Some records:
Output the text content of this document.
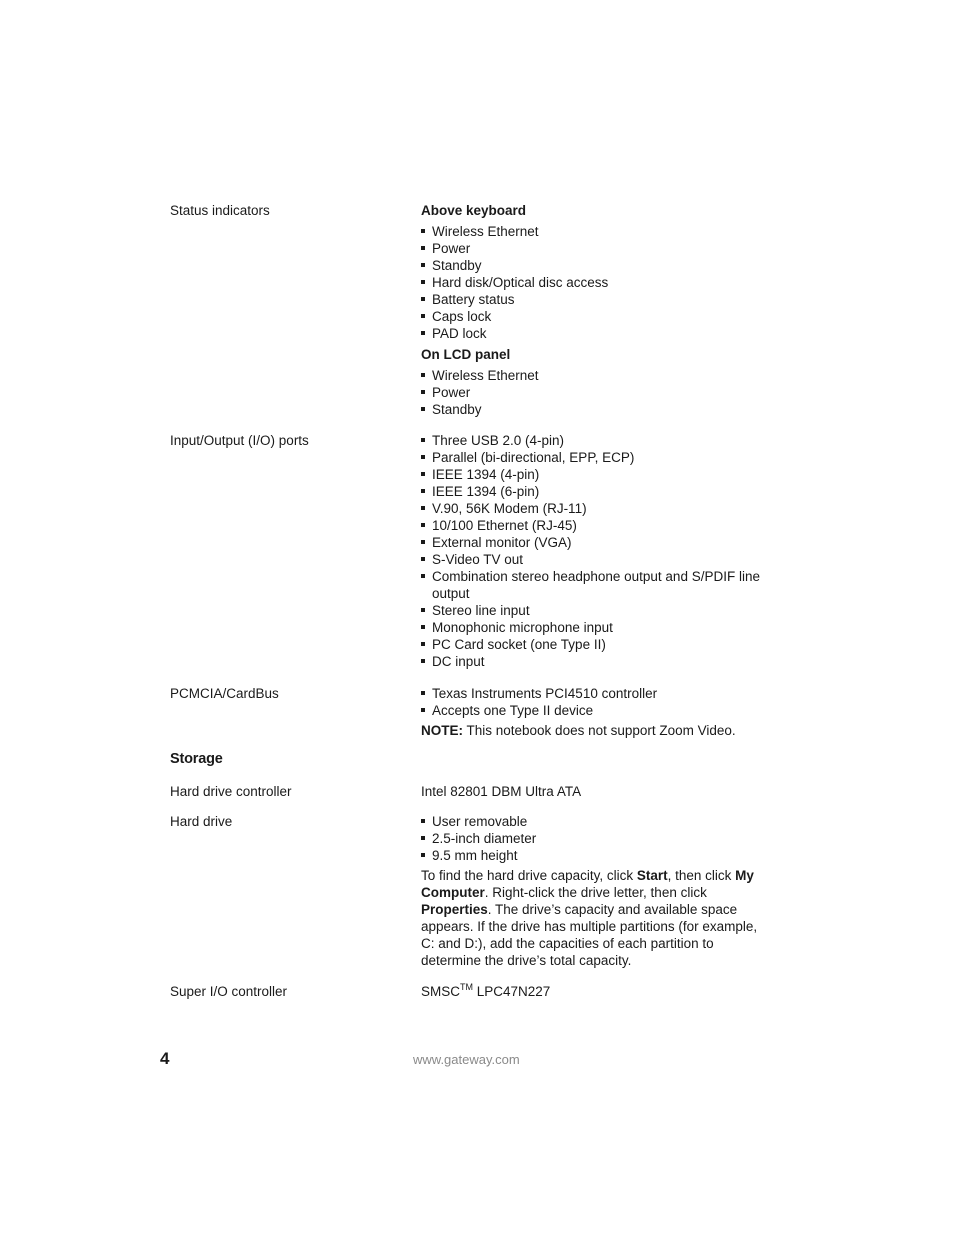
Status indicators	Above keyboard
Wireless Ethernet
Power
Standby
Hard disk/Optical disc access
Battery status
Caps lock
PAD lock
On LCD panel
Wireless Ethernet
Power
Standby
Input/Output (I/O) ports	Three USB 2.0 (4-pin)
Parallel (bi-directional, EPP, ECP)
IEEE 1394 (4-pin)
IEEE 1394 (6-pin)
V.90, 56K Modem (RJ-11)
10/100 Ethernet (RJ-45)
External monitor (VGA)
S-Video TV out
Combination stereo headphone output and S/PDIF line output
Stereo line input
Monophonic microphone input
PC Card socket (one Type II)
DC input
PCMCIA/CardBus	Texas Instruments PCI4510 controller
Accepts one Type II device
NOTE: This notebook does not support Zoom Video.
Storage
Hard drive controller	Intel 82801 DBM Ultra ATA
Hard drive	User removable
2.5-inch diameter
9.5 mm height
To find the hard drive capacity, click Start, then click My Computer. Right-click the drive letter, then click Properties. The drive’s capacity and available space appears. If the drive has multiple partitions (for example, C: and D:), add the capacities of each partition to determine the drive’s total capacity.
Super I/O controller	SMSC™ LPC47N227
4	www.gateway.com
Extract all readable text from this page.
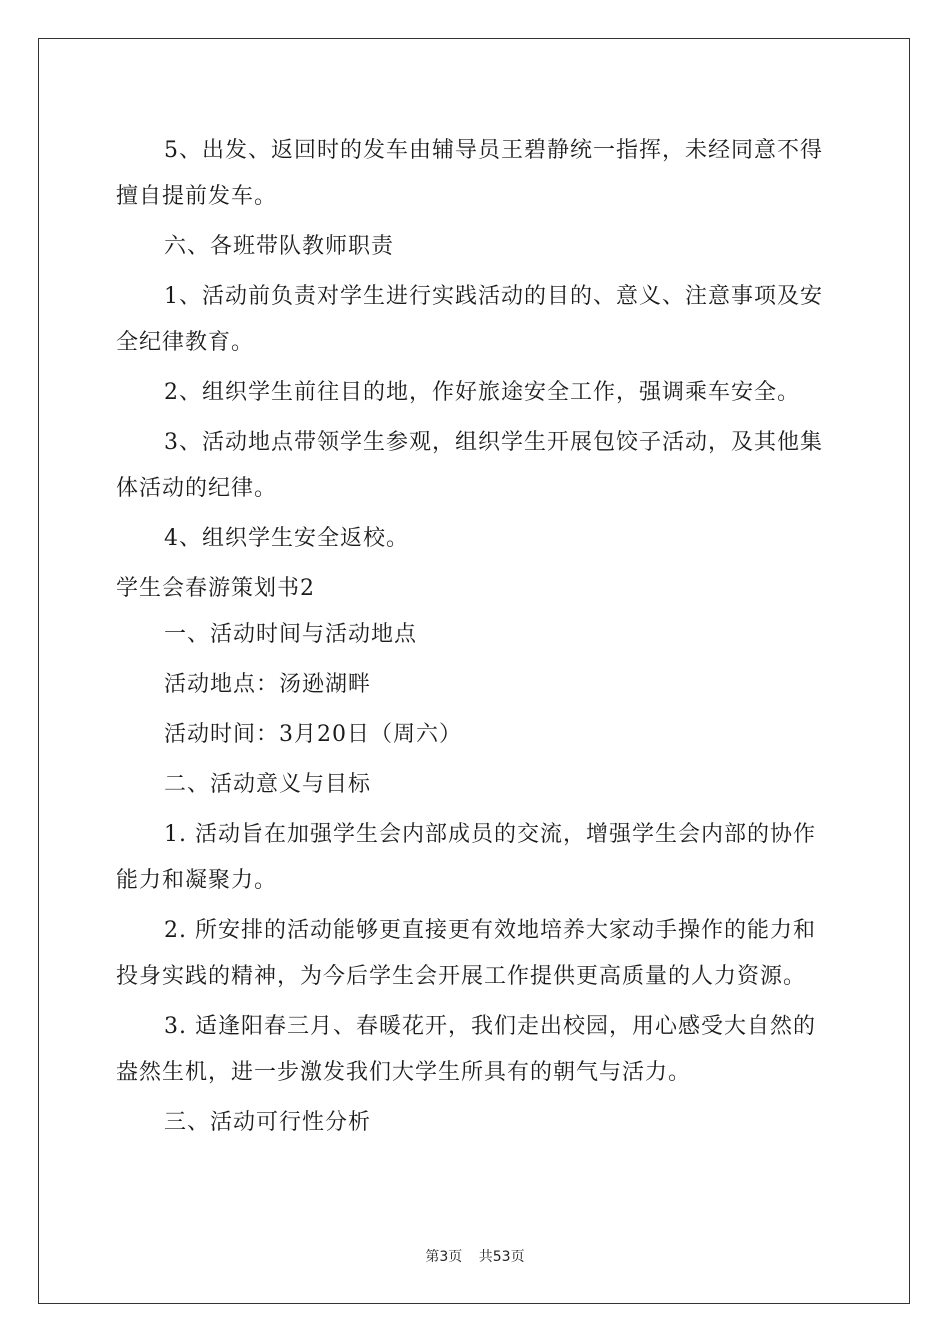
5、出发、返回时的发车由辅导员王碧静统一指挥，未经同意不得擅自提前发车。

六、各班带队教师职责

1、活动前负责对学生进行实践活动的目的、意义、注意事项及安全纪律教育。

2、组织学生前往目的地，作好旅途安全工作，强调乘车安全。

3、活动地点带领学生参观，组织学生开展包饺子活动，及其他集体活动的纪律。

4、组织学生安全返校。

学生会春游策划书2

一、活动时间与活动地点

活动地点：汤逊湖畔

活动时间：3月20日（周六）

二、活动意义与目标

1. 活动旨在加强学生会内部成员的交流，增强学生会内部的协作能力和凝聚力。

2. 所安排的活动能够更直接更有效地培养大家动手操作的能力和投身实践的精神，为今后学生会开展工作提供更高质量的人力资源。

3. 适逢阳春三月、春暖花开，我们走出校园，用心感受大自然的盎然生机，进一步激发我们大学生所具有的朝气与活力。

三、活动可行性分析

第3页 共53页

Job: Write out every entry again word for word, without any of the pictures.

Expected answer:
Output the text content of this document.
Status indicators	Above keyboard
Wireless Ethernet
Power
Standby
Hard disk/Optical disc access
Battery status
Caps lock
PAD lock
On LCD panel
Wireless Ethernet
Power
Standby
Input/Output (I/O) ports	Three USB 2.0 (4-pin)
Parallel (bi-directional, EPP, ECP)
IEEE 1394 (4-pin)
IEEE 1394 (6-pin)
V.90, 56K Modem (RJ-11)
10/100 Ethernet (RJ-45)
External monitor (VGA)
S-Video TV out
Combination stereo headphone output and S/PDIF line output
Stereo line input
Monophonic microphone input
PC Card socket (one Type II)
DC input
PCMCIA/CardBus	Texas Instruments PCI4510 controller
Accepts one Type II device
NOTE: This notebook does not support Zoom Video.
Storage
Hard drive controller	Intel 82801 DBM Ultra ATA
Hard drive	User removable
2.5-inch diameter
9.5 mm height
To find the hard drive capacity, click Start, then click My Computer. Right-click the drive letter, then click Properties. The drive’s capacity and available space appears. If the drive has multiple partitions (for example, C: and D:), add the capacities of each partition to determine the drive’s total capacity.
Super I/O controller	SMSC™ LPC47N227
4	www.gateway.com
Extract all readable text from this page.
5、出发、返回时的发车由辅导员王碧静统一指挥，未经同意不得擅自提前发车。

六、各班带队教师职责

1、活动前负责对学生进行实践活动的目的、意义、注意事项及安全纪律教育。

2、组织学生前往目的地，作好旅途安全工作，强调乘车安全。

3、活动地点带领学生参观，组织学生开展包饺子活动，及其他集体活动的纪律。

4、组织学生安全返校。

学生会春游策划书2

一、活动时间与活动地点

活动地点：汤逊湖畔

活动时间：3月20日（周六）

二、活动意义与目标

1. 活动旨在加强学生会内部成员的交流，增强学生会内部的协作能力和凝聚力。

2. 所安排的活动能够更直接更有效地培养大家动手操作的能力和投身实践的精神，为今后学生会开展工作提供更高质量的人力资源。

3. 适逢阳春三月、春暖花开，我们走出校园，用心感受大自然的盎然生机，进一步激发我们大学生所具有的朝气与活力。

三、活动可行性分析

第3页 共53页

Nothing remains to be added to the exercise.